What you are asked to do - The entries below should be quoted exactly, with no pictures carried over.

Dataset content -
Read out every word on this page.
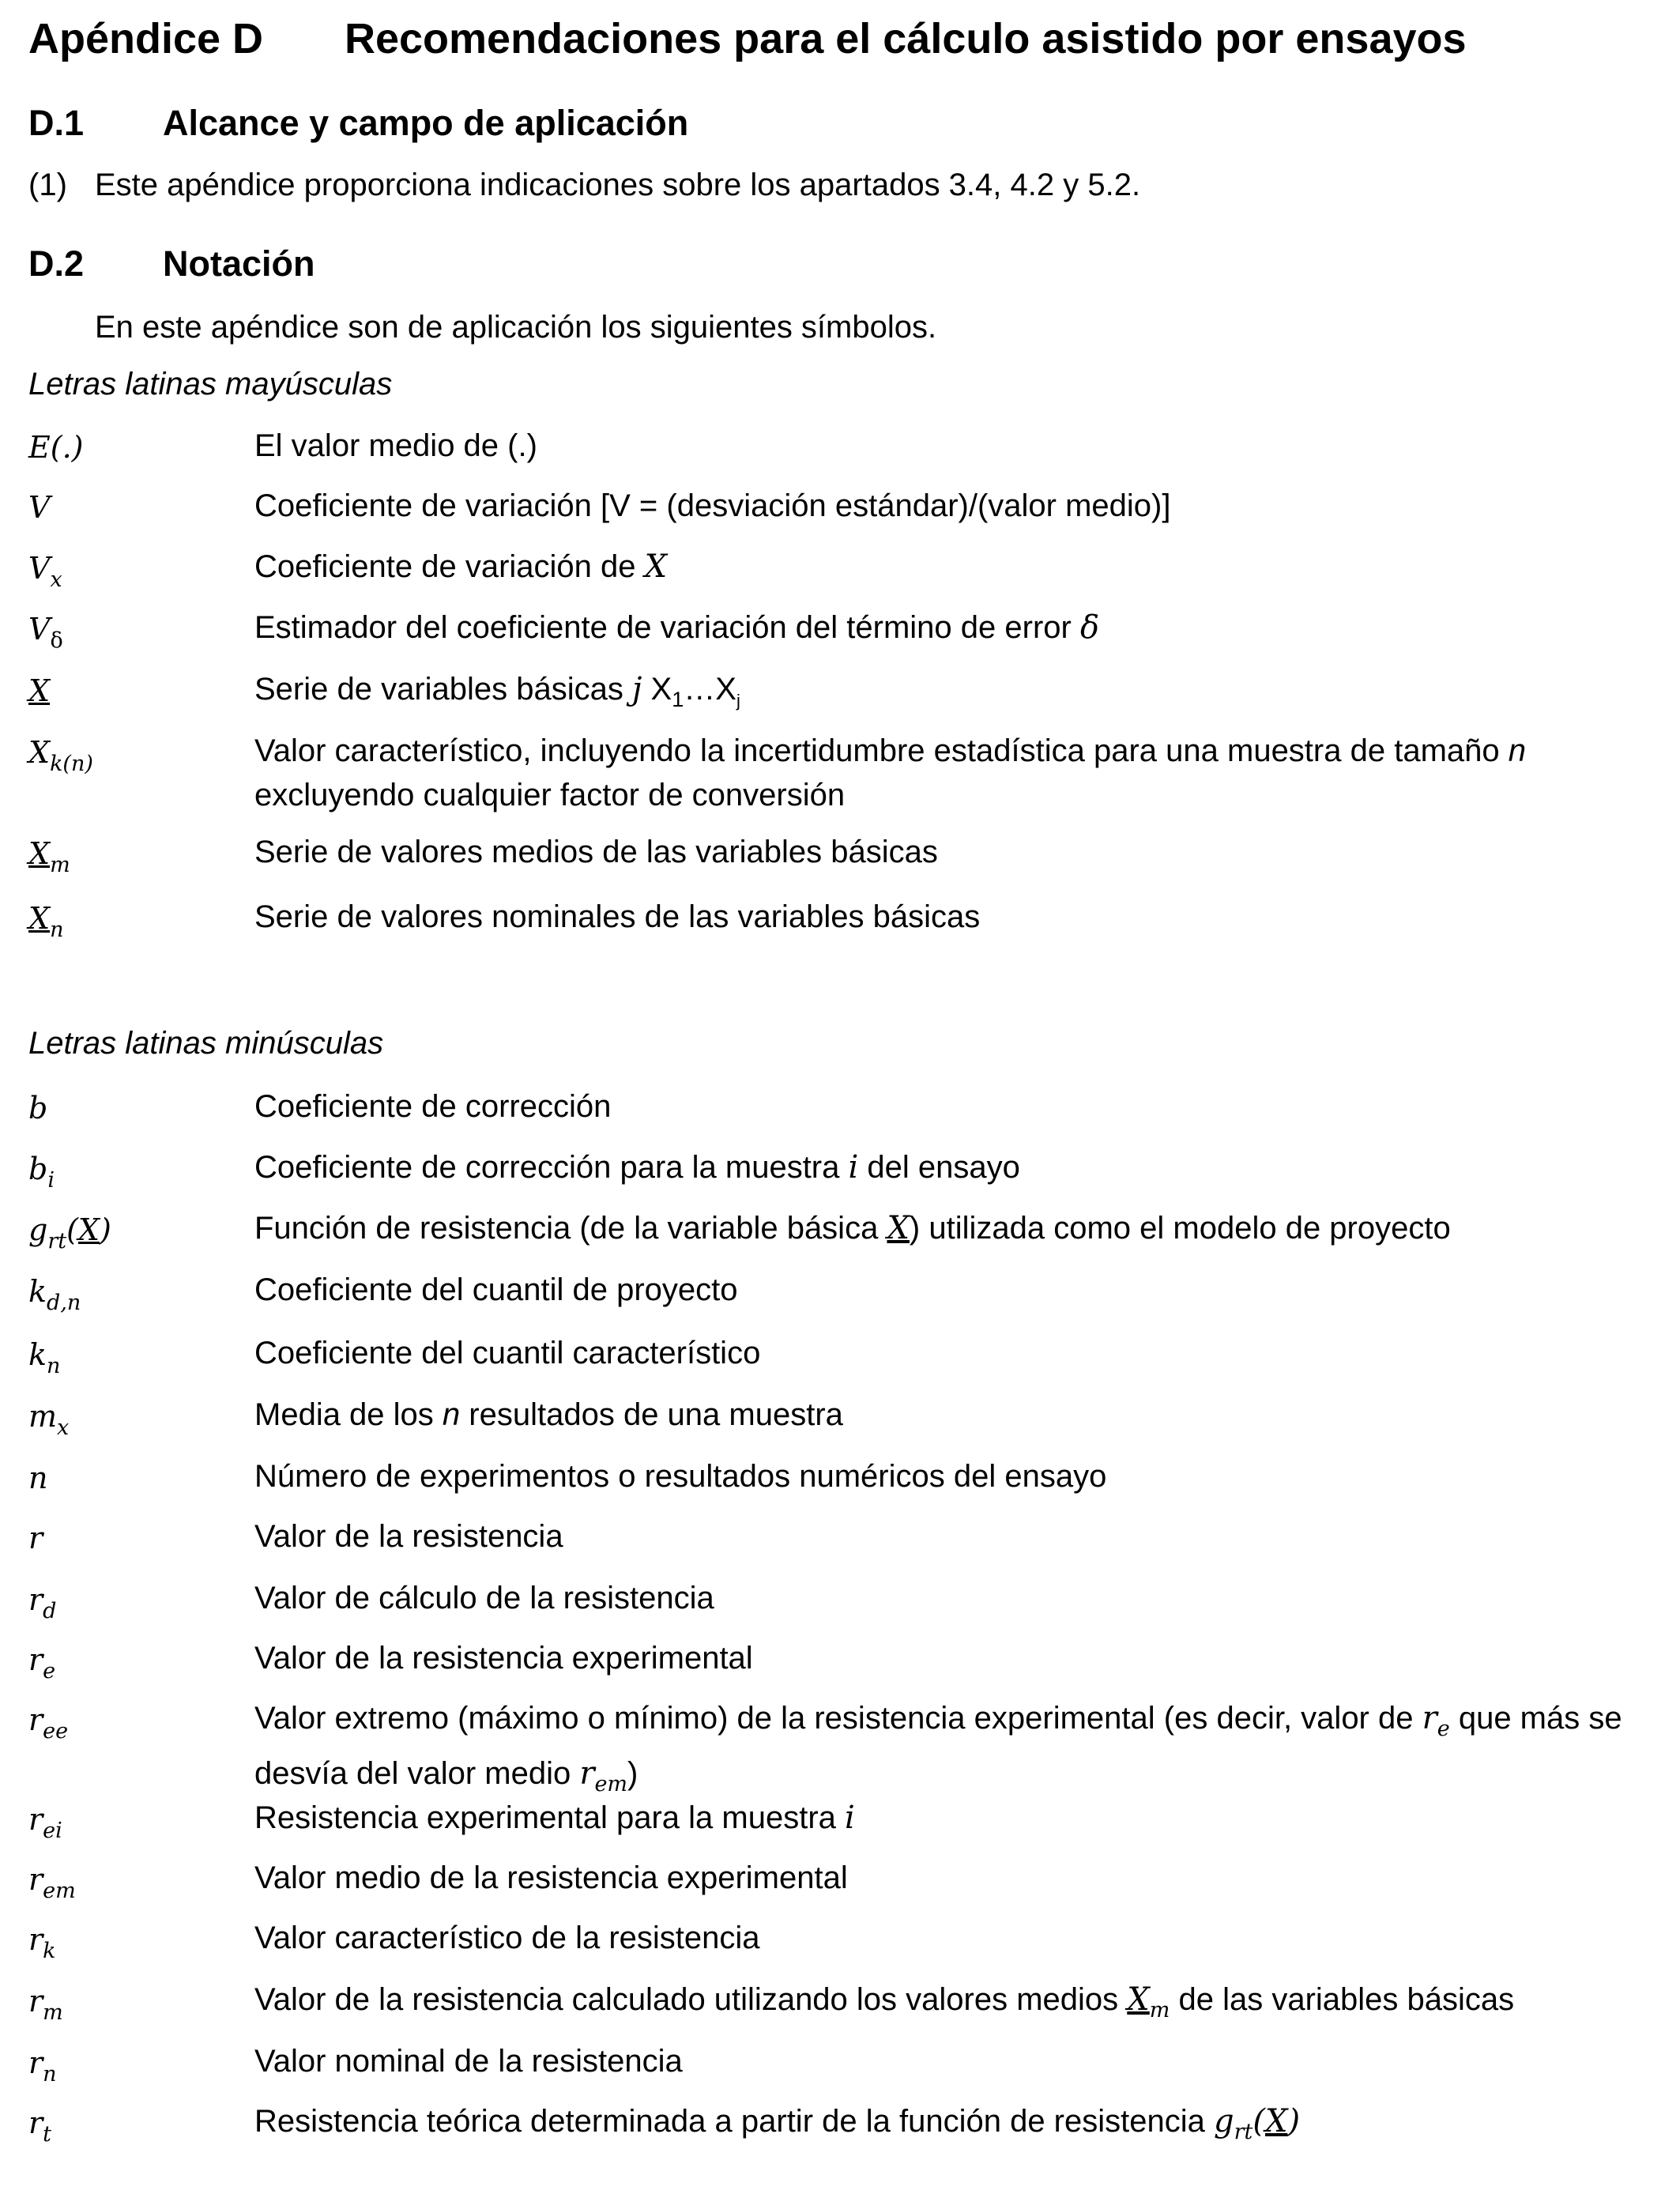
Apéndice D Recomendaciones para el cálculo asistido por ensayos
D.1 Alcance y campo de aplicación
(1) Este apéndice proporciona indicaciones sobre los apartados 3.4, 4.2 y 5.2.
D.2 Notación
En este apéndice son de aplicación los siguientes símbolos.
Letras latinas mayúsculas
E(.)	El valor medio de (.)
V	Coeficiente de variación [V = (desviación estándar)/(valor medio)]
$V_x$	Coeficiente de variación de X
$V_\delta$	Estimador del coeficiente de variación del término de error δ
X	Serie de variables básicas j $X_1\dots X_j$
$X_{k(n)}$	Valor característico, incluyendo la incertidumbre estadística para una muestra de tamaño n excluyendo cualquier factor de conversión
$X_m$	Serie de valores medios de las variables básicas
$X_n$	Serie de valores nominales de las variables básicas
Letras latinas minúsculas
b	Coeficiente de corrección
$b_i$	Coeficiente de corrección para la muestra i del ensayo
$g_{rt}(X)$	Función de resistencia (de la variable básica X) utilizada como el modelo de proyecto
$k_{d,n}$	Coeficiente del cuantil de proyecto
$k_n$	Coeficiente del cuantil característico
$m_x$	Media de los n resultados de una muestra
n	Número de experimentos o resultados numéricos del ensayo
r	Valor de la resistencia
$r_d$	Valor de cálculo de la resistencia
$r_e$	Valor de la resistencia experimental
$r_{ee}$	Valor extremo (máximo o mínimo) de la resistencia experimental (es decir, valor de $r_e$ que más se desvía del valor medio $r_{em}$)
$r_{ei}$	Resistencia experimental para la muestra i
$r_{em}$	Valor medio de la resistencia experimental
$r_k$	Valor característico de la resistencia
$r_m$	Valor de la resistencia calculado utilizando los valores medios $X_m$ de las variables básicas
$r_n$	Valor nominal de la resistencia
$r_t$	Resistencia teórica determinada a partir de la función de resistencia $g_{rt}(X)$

The reply -
Read out every word on this page.
Apéndice D Recomendaciones para el cálculo asistido por ensayos
D.1 Alcance y campo de aplicación
(1) Este apéndice proporciona indicaciones sobre los apartados 3.4, 4.2 y 5.2.
D.2 Notación
En este apéndice son de aplicación los siguientes símbolos.
Letras latinas mayúsculas
E(.)	El valor medio de (.)
V	Coeficiente de variación [V = (desviación estándar)/(valor medio)]
$V_x$	Coeficiente de variación de X
$V_\delta$	Estimador del coeficiente de variación del término de error δ
X	Serie de variables básicas j $X_1\dots X_j$
$X_{k(n)}$	Valor característico, incluyendo la incertidumbre estadística para una muestra de tamaño n excluyendo cualquier factor de conversión
$X_m$	Serie de valores medios de las variables básicas
$X_n$	Serie de valores nominales de las variables básicas
Letras latinas minúsculas
b	Coeficiente de corrección
$b_i$	Coeficiente de corrección para la muestra i del ensayo
$g_{rt}(X)$	Función de resistencia (de la variable básica X) utilizada como el modelo de proyecto
$k_{d,n}$	Coeficiente del cuantil de proyecto
$k_n$	Coeficiente del cuantil característico
$m_x$	Media de los n resultados de una muestra
n	Número de experimentos o resultados numéricos del ensayo
r	Valor de la resistencia
$r_d$	Valor de cálculo de la resistencia
$r_e$	Valor de la resistencia experimental
$r_{ee}$	Valor extremo (máximo o mínimo) de la resistencia experimental (es decir, valor de $r_e$ que más se desvía del valor medio $r_{em}$)
$r_{ei}$	Resistencia experimental para la muestra i
$r_{em}$	Valor medio de la resistencia experimental
$r_k$	Valor característico de la resistencia
$r_m$	Valor de la resistencia calculado utilizando los valores medios $X_m$ de las variables básicas
$r_n$	Valor nominal de la resistencia
$r_t$	Resistencia teórica determinada a partir de la función de resistencia $g_{rt}(X)$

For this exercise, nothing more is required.